** START OF EXTRACT PROVIDED **

The Philosophy of Knowledge of William of Ockham (Guillelmus De Ockham)

The Philosophy of Knowledge of William of Ockham (Guillelmus De Ockham)

June 27, 2021 Off By Felso

William of Ockham, who lived between about 1300 and 1350, achieved an important turning point in medieval thought, since he accepted the real existence of only objects, started knowledge with experiment, and said that the objects of philosophy and theology were different from each other. William of Ockham, who also researched what kind of relations language has with thinking and existence, was therefore very interested in logic, the functioning of logic and the nature of knowledge.

William of Ockham begins his research with regard to the philosophy of epistemology by first looking at the nature of knowledge, secondly the subject of knowledge, thirdly what kind of conclusions can be drawn about them, and finally what is natural science (William: 1990, 3).

According to William of Ockham, knowledge is in the soul; knowledge is the sum of the various qualities and forms of the soul (William: 1990, 3). William of Ockham says that he is talking here only about human knowledge, showing it this way: First, knowledge is a quality as a habit (habitus), just like the act of knowledge. That is, both knowledge and the act of knowledge are qualities, therefore, knowledge is habitually a quality. For him the major premise is the admission that knowledge is habitually a quality, the minor premise that is not clear here, so William of Ockham sets out to prove the minor premise that the act of knowledge is habitually a quality: it is impossible to learn about the truth of something from contradictory statements. Besides, the soul can think of something it has never thought of before. So the soul has something it didn’t have before; this thing is either an act of thinking or something of the will type. Since the act of thinking and the will are qualities, the habit of knowledge is such a quality or a collection of such qualities. Someone who thinks this way now has something he didn’t have before. This thing might just be a habit. Therefore, habit, as a subject of the soul, is in the soul. Habit is a quality, since a quality can only be found in the soul as a subject of the soul. That is, the habit of knowledge is a quality found in the soul (William; 990.4).

Second, the term knowledge has many different meanings, and one cannot be subsumed under the other (William:1990, 4). Namely, in the first sense, knowledge is the precise understanding of something that is true. In this sense, some truths are known with confidence. For example, when we say that we know Rome is a great city even though we have never seen it, or when I say that I know that one person is my father and the other is my mother, there is no “obvious” knowing, but we take sides in such things without any doubt. ; we are told that we know them (William: 1990, 4). In the second sense, knowledge means “to know clearly”. In this case, it is not about knowing what others say, but the knower’s knowing something by his own activity. According to the example given by William of Ockhamh, what is in question is that even if no one tells him that the wall is white, that person knows by seeing the whiteness of the wall (William: 1990, 5).

** END OF EXTRACT PROVIDED **

• [WHAT THIS EXERCISE ASKS]:
1. Please reproduce the passage on William of Ockham's philosophy of knowledge word for word, from "June 27, 2021" to "nature of knowledge.".
2. Answer these questions using the passage on William of Ockham's philosophy of knowledge:
(a) Between roughly which years did William of Ockham live?
(b) According to Ockham, where is knowledge found?
(c) In Ockham's example of the second sense of knowledge, how does a person know that the wall is white?

** START OF LISTED ENTRIES **

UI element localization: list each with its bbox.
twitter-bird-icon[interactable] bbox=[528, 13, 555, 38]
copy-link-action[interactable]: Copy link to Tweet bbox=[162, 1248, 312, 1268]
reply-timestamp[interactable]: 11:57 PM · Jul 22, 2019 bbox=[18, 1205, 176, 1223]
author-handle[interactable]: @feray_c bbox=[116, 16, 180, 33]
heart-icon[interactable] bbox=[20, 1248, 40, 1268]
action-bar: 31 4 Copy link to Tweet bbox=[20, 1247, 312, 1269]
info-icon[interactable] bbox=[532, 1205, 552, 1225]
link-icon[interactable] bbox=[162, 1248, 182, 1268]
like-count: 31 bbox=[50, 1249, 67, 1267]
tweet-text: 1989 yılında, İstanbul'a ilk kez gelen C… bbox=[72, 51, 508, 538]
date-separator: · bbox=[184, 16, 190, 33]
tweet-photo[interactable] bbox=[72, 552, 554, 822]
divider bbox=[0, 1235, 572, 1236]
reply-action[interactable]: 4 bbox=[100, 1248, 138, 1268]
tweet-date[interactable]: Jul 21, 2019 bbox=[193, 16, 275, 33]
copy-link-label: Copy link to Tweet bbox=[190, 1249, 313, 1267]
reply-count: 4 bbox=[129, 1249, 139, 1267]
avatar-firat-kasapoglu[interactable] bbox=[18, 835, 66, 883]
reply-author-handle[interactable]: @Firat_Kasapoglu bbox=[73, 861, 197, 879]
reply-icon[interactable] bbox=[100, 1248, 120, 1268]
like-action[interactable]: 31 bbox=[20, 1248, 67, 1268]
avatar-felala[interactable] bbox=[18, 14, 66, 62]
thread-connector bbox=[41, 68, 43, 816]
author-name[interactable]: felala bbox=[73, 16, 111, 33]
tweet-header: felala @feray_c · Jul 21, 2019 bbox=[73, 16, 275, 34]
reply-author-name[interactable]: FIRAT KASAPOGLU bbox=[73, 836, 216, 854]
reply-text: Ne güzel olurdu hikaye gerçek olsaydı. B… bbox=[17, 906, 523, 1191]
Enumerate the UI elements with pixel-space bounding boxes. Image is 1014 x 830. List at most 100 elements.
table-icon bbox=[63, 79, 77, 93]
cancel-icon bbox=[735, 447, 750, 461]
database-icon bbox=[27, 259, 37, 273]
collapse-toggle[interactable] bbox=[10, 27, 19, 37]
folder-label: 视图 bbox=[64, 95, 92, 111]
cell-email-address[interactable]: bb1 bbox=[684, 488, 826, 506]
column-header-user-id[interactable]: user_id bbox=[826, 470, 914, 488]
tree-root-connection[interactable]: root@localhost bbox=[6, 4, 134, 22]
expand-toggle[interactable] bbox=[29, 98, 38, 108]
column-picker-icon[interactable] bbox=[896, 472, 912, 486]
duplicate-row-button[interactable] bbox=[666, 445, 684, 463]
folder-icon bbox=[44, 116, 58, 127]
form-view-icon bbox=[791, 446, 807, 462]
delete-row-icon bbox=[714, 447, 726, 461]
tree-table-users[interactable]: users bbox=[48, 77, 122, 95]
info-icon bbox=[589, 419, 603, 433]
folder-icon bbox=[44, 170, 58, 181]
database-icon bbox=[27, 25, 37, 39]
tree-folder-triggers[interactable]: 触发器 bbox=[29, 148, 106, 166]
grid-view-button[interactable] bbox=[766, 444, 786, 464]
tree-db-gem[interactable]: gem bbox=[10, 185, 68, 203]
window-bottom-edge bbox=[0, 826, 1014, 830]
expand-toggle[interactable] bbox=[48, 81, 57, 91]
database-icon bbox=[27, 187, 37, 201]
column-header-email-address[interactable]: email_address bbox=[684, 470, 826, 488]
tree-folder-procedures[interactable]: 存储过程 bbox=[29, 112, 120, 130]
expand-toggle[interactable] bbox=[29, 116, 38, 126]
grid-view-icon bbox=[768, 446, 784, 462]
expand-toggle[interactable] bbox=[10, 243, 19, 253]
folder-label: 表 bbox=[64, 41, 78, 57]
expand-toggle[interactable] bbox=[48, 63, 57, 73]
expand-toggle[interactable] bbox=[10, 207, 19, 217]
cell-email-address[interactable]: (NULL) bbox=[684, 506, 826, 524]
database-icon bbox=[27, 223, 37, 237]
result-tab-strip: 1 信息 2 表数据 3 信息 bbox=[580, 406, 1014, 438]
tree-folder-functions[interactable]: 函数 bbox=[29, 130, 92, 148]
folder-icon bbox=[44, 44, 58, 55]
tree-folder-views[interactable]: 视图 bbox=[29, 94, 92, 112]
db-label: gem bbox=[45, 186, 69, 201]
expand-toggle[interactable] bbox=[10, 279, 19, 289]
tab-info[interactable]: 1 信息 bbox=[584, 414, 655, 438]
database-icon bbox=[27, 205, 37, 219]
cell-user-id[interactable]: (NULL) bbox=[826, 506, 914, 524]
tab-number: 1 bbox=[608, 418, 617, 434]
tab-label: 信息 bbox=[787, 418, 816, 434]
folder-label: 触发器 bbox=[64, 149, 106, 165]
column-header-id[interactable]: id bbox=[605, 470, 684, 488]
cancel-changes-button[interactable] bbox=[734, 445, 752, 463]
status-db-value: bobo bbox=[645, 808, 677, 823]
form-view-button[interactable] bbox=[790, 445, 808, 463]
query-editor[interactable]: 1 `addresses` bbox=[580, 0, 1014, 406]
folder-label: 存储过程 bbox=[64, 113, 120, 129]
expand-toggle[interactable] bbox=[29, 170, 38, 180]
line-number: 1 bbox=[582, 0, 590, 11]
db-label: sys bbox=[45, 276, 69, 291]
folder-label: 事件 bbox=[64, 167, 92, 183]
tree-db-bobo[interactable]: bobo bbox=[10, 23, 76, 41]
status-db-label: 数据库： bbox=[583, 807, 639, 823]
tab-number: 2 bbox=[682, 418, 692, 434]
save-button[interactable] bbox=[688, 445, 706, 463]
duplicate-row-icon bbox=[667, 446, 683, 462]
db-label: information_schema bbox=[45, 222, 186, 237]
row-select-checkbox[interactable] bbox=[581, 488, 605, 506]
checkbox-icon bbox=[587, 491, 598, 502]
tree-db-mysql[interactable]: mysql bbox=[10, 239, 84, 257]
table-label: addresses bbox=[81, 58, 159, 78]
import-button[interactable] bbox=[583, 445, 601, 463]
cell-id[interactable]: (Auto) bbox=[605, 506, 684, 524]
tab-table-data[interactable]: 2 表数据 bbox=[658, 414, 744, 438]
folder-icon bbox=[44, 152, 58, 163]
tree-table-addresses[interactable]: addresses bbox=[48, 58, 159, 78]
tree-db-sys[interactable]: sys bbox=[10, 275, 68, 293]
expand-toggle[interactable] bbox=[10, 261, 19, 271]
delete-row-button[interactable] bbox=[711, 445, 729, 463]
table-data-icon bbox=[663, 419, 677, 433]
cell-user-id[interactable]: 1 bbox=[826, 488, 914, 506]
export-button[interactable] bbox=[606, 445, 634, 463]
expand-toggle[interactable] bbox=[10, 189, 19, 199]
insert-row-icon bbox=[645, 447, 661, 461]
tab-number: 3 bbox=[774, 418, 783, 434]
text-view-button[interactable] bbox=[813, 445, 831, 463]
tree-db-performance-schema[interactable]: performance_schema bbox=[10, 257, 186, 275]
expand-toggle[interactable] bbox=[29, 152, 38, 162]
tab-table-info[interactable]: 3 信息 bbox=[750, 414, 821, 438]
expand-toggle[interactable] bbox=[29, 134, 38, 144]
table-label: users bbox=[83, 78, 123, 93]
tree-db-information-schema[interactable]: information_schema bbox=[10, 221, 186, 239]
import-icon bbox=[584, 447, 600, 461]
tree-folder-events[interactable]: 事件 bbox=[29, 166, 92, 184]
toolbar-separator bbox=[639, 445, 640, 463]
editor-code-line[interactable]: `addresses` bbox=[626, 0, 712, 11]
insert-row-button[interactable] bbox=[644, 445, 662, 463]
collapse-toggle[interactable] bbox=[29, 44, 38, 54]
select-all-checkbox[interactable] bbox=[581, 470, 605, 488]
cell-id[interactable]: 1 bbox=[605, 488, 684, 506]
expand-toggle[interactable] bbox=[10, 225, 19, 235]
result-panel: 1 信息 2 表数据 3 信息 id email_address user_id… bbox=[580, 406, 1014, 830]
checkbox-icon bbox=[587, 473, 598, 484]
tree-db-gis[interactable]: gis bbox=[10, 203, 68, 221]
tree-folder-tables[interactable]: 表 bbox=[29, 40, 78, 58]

** END OF LISTED ENTRIES **

• [SOLVED PROBLEMS]:
1.
June 27, 2021 Off By Felso

William of Ockham, who lived between about 1300 and 1350, achieved an important turning point in medieval thought, since he accepted the real existence of only objects, started knowledge with experiment, and said that the objects of philosophy and theology were different from each other. William of Ockham, who also researched what kind of relations language has with thinking and existence, was therefore very interested in logic, the functioning of logic and the nature of knowledge.

2.
(a) Between about 1300 and 1350.
(b) In the soul.
(c) By seeing the whiteness of the wall, even if no one tells him.